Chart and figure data
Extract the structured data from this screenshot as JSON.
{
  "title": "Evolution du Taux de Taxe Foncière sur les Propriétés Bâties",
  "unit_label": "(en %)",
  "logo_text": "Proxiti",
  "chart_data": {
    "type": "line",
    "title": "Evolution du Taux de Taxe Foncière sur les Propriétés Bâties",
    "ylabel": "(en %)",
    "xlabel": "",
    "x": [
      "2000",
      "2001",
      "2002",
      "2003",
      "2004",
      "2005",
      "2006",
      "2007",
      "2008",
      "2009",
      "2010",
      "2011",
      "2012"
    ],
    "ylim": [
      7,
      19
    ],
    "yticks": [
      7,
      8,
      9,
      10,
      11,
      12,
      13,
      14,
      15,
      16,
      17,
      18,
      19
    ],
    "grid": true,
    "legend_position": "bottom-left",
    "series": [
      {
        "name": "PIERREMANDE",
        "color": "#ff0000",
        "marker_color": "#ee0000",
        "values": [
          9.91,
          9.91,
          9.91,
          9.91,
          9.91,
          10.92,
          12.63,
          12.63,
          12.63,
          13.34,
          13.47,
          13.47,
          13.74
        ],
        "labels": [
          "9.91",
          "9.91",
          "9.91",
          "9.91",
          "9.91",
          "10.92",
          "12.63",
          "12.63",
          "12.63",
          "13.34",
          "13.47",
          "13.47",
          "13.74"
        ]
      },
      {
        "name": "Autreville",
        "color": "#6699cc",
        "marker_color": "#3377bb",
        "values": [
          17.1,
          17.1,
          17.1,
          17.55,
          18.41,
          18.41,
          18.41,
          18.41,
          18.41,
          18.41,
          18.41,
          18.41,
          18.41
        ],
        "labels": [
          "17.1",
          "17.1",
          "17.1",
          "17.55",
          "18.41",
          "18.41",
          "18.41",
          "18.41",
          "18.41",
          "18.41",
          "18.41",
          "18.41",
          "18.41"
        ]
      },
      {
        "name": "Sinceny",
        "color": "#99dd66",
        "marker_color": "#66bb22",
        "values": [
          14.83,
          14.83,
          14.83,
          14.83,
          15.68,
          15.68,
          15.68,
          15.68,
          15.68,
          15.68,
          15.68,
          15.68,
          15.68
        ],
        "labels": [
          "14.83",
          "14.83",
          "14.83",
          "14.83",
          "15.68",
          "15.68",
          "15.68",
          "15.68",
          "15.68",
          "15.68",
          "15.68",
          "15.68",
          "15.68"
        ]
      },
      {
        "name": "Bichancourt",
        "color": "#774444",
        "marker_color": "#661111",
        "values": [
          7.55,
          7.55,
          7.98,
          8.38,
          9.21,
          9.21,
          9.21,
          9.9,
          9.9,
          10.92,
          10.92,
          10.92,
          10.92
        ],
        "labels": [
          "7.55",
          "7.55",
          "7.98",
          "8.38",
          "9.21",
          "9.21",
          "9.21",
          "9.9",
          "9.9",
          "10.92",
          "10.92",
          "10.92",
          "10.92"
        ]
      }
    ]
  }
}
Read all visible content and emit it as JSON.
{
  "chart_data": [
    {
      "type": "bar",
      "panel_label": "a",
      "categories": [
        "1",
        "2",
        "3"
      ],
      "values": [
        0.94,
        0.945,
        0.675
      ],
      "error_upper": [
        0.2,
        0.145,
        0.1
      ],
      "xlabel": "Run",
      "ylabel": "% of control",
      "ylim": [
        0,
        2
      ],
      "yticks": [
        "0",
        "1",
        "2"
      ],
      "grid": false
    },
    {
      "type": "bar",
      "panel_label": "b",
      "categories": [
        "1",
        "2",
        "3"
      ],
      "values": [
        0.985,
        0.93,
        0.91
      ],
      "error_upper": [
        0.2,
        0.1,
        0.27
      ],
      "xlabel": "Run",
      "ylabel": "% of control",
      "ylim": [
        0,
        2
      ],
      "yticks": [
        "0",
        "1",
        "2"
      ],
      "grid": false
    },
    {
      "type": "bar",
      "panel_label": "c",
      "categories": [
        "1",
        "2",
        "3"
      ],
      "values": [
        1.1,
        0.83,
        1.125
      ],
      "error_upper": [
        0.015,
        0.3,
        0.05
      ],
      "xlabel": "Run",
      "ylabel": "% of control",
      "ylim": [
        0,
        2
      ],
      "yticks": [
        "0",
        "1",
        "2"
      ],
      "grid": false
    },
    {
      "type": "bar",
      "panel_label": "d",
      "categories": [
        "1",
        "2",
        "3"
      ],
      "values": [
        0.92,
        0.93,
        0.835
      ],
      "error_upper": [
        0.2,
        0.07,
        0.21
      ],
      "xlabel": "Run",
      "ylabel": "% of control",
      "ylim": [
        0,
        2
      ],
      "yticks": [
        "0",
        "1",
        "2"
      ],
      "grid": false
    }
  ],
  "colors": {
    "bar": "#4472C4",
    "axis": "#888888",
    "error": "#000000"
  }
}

• **EXERCISE TASK**:
Which lines contain "Foncière"? Copy each of them.

• **OUTPUT OF THE EXERCISE**:
  "title": "Evolution du Taux de Taxe Foncière sur les Propriétés Bâties",
    "title": "Evolution du Taux de Taxe Foncière sur les Propriétés Bâties",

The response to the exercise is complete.